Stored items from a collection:
--------
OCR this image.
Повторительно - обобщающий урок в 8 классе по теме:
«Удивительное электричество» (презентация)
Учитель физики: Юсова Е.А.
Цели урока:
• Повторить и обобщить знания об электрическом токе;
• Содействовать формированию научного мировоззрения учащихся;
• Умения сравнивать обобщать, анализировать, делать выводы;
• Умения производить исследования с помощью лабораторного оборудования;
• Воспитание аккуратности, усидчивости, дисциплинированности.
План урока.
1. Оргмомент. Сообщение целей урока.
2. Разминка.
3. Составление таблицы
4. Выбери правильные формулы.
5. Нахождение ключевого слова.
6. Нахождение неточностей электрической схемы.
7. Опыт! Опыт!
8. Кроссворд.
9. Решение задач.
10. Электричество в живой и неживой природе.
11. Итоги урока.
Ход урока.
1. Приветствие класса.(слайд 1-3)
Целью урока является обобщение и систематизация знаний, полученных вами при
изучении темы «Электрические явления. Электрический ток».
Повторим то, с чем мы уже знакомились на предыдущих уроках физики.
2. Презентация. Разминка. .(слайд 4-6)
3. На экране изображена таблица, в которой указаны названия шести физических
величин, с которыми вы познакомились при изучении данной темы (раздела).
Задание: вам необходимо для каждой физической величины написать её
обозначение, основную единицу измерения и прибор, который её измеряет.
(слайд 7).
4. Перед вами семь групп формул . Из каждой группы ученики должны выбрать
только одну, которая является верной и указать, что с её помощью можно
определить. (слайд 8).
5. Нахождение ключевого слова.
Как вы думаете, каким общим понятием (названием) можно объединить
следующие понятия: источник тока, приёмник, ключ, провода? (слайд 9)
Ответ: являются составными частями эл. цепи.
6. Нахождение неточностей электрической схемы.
--------
WHAT IS REQUIRED:
Go through the lines above. Select every one that has the string "можно".

FULL SOLUTION:
только одну, которая является верной и указать, что с её помощью можно
Как вы думаете, каким общим понятием (названием) можно объединить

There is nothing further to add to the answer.